§ **Problem**
From the listing below, tally the lines that include "plain". Return only the total.

================================

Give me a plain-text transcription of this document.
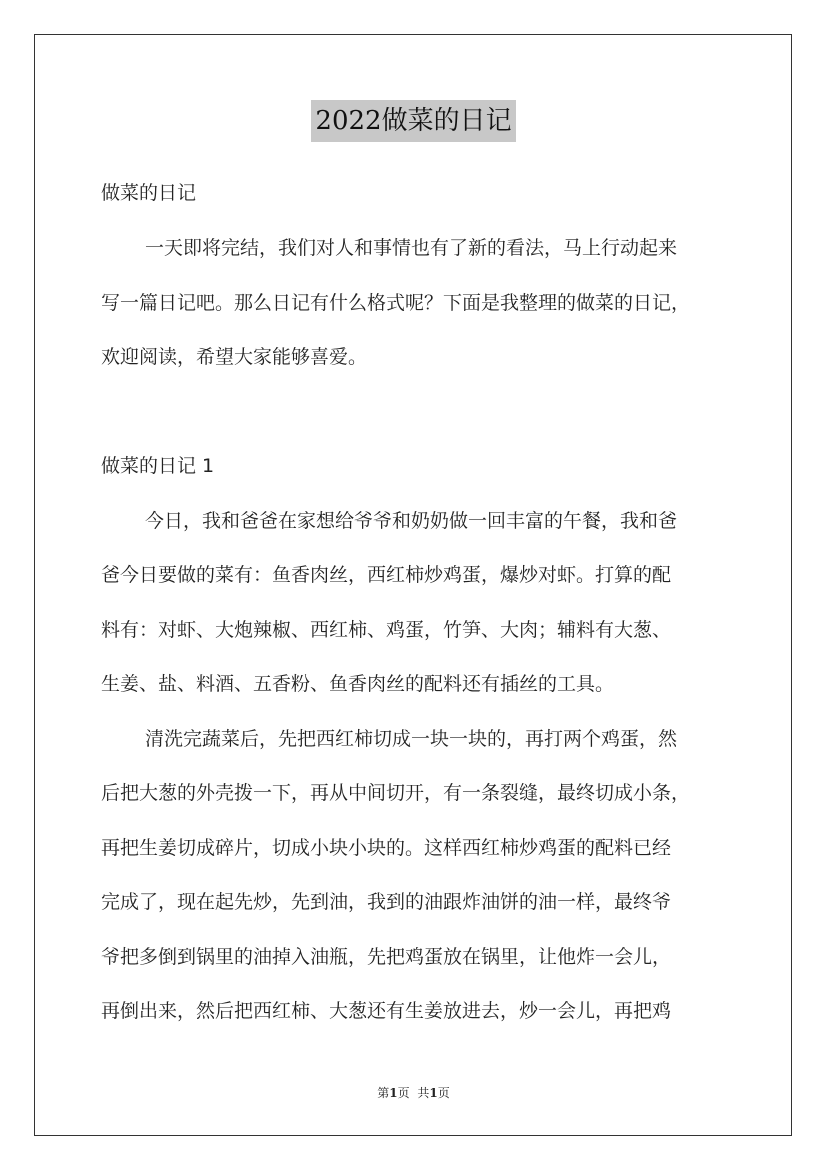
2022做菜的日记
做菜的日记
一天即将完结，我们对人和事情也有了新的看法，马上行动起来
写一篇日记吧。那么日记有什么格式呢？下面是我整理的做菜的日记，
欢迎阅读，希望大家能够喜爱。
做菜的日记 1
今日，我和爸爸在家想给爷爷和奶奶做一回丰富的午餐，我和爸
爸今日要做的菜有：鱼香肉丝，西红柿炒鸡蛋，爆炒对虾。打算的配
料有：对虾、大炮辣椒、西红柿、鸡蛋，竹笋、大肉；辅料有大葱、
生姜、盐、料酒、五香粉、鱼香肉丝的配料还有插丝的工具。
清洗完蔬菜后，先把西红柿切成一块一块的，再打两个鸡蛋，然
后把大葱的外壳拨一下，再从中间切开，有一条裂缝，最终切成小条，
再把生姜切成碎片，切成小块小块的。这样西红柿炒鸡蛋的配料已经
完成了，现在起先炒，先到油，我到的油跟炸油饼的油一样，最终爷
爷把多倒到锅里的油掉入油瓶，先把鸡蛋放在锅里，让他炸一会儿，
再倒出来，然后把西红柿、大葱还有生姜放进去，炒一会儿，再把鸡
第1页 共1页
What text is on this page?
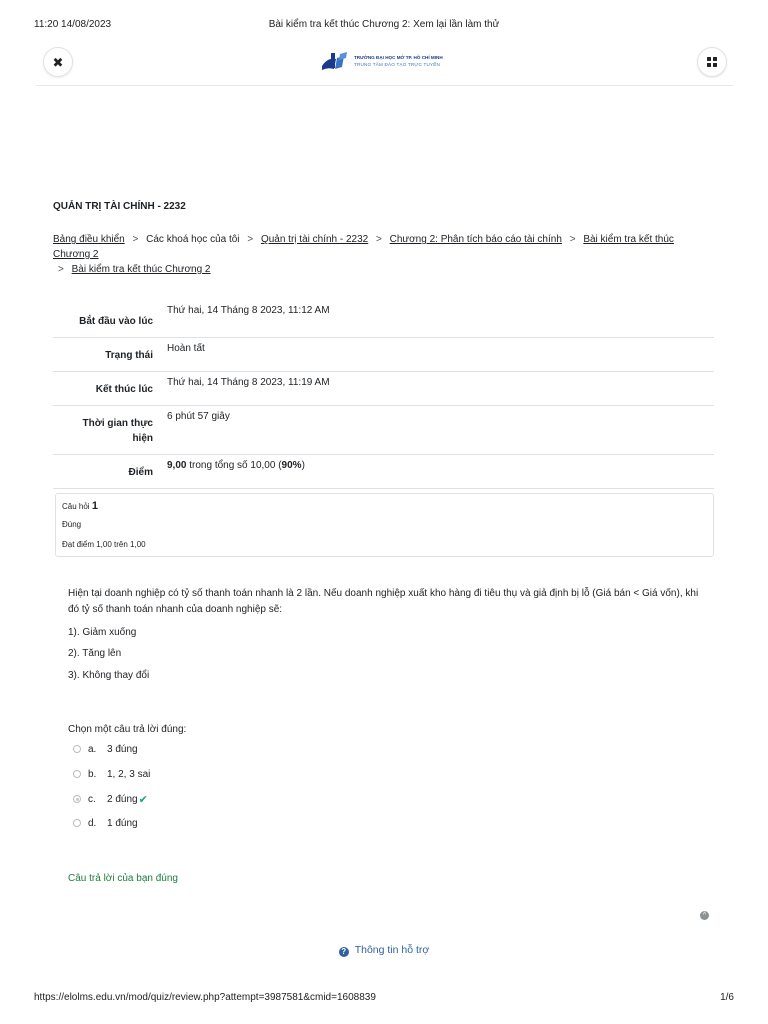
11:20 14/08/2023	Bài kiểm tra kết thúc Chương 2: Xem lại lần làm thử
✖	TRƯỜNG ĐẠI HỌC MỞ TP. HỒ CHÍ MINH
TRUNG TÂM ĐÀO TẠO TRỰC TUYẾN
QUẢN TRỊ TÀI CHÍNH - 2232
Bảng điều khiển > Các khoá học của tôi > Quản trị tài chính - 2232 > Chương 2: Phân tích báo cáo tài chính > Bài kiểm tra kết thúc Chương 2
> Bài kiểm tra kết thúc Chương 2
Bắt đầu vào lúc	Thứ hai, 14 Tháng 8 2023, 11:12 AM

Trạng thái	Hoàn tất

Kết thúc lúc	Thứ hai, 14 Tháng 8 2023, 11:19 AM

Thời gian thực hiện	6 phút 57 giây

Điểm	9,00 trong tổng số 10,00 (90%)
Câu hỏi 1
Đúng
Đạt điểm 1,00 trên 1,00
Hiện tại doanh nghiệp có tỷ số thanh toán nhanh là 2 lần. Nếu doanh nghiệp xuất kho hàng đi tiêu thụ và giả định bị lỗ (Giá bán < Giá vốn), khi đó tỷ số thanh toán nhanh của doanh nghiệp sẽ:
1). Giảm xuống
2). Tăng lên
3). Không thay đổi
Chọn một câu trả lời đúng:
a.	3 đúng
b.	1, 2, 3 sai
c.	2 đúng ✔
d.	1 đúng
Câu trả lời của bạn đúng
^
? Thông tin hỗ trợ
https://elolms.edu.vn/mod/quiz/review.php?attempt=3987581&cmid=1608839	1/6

================================

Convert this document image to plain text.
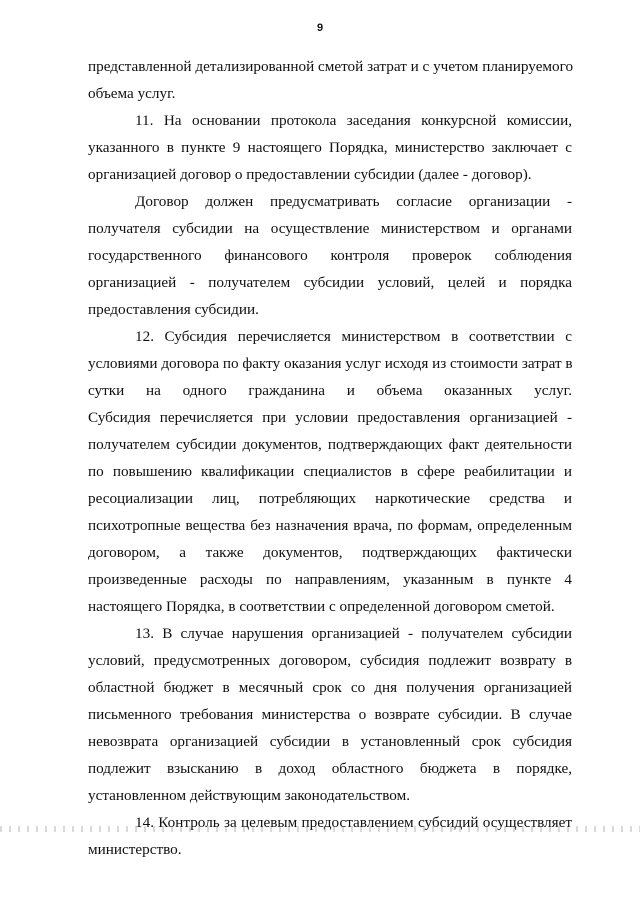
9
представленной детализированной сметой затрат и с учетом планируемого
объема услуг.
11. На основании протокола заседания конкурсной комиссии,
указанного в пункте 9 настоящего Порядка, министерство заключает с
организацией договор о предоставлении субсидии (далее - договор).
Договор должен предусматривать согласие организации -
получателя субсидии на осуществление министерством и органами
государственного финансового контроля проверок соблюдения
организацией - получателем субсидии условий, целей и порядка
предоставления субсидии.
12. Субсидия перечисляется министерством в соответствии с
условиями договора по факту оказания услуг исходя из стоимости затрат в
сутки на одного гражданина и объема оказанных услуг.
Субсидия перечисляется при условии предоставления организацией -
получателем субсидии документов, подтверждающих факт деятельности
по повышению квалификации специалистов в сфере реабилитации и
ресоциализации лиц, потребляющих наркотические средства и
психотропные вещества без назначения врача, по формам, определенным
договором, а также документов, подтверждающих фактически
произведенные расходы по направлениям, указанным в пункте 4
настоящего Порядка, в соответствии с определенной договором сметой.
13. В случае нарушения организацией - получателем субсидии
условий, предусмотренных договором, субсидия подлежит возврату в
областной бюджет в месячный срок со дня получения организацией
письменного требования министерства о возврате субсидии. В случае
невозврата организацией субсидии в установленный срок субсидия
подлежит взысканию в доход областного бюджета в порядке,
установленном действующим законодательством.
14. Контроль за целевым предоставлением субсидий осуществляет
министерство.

================================

§ **Reply**
2